- MATERIAL PROVIDED
————

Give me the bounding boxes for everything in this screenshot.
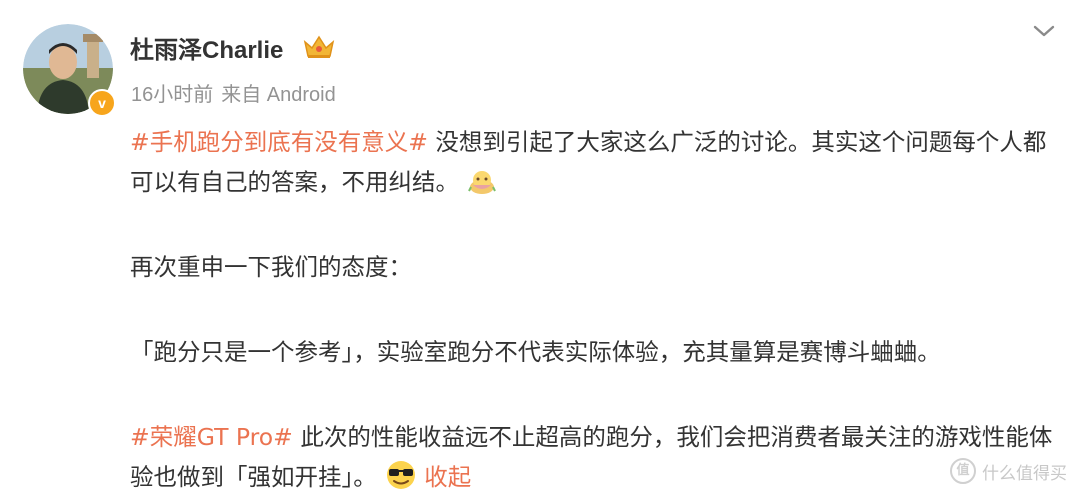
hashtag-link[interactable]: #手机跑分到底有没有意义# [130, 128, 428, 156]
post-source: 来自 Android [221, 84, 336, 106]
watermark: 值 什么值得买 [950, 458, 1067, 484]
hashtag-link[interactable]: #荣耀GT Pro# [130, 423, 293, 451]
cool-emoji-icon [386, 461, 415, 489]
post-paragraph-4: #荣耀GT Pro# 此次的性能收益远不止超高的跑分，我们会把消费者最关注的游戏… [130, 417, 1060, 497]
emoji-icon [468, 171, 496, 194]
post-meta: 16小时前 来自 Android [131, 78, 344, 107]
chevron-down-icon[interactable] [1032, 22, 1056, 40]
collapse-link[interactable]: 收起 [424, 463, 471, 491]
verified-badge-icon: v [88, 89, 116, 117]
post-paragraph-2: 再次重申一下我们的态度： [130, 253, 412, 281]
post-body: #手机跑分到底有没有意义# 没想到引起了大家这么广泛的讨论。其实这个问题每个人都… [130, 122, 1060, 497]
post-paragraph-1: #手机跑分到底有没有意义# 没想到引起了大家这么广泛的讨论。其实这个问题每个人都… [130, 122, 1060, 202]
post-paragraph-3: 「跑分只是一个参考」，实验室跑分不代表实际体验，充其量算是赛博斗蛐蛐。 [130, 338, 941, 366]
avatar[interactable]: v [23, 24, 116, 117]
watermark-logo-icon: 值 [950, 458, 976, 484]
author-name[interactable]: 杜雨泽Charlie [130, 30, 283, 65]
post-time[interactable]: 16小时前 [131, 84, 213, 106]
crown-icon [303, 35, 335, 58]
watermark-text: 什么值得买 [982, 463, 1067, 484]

————

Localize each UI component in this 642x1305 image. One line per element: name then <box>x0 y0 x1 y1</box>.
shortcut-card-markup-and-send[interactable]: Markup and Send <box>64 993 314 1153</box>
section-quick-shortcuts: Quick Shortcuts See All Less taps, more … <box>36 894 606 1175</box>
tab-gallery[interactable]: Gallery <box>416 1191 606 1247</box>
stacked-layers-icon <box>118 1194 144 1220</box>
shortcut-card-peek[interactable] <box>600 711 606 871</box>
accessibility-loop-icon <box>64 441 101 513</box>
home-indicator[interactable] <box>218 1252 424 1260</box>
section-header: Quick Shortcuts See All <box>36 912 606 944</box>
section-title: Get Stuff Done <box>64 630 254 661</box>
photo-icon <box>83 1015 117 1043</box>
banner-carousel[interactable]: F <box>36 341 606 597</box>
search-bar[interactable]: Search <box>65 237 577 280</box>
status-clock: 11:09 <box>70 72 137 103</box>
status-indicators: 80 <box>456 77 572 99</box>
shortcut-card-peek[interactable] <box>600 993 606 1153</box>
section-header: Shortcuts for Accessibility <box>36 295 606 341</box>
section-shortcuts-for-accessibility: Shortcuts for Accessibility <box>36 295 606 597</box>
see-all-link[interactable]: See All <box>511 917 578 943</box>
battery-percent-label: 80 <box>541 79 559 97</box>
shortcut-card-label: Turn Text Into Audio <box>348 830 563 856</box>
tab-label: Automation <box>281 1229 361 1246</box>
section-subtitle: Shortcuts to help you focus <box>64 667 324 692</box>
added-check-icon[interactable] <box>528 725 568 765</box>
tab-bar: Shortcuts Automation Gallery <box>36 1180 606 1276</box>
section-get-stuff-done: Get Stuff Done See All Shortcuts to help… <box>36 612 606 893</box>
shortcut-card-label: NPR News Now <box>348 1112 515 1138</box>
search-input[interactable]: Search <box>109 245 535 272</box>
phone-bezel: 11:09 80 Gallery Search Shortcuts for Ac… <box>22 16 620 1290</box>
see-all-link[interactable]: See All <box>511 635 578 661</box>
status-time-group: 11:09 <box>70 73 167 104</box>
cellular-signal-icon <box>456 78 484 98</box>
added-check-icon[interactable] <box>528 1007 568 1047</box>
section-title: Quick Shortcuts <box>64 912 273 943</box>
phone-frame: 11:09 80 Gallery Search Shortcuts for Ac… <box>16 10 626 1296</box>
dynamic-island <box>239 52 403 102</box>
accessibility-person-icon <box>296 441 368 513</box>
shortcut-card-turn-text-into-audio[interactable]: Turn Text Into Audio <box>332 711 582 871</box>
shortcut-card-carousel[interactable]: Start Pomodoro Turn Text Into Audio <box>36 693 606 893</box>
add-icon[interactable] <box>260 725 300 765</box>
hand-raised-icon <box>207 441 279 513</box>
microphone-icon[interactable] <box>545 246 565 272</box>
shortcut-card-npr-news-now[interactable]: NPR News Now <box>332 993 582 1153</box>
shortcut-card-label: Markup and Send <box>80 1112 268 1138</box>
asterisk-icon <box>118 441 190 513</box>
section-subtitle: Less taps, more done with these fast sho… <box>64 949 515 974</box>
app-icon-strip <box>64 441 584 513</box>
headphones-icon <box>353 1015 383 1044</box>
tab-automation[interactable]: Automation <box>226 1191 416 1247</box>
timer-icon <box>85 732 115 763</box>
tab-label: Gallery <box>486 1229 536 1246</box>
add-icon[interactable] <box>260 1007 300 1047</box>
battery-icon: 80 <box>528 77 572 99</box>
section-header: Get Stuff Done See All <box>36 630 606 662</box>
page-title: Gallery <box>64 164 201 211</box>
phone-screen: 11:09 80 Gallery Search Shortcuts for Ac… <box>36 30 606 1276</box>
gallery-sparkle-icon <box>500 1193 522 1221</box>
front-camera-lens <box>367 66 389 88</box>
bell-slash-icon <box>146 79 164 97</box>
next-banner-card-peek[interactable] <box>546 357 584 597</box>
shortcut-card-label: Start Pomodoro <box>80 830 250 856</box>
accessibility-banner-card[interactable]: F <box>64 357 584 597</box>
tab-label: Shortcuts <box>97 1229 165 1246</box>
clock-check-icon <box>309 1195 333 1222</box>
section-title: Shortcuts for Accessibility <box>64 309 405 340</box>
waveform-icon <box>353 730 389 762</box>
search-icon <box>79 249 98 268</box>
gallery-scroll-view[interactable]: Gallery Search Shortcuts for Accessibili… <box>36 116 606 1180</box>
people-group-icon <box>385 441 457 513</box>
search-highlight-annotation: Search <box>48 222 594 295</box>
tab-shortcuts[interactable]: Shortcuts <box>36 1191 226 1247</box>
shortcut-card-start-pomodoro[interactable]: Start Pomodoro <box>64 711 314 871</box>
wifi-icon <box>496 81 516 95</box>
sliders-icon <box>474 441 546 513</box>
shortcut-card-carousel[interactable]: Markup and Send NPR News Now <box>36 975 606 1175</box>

————

- SET EXERCISE
Format the lines of the items, starting at the one containing "Localize each UI" and ending at the one containing "stacked-layers-icon <box>118 1194", as a JSON list of strings with one string per line and blank lines omitted.

- COMPLETE ANSWER
[
  "Localize each UI component in this 642x1305 image. One line per element: name then <box>x0 y0 x1 y1</box>.",
  "shortcut-card-markup-and-send[interactable]: Markup and Send <box>64 993 314 1153</box>",
  "section-quick-shortcuts: Quick Shortcuts See All Less taps, more … <box>36 894 606 1175</box>",
  "tab-gallery[interactable]: Gallery <box>416 1191 606 1247</box>",
  "stacked-layers-icon <box>118 1194 144 1220</box>"
]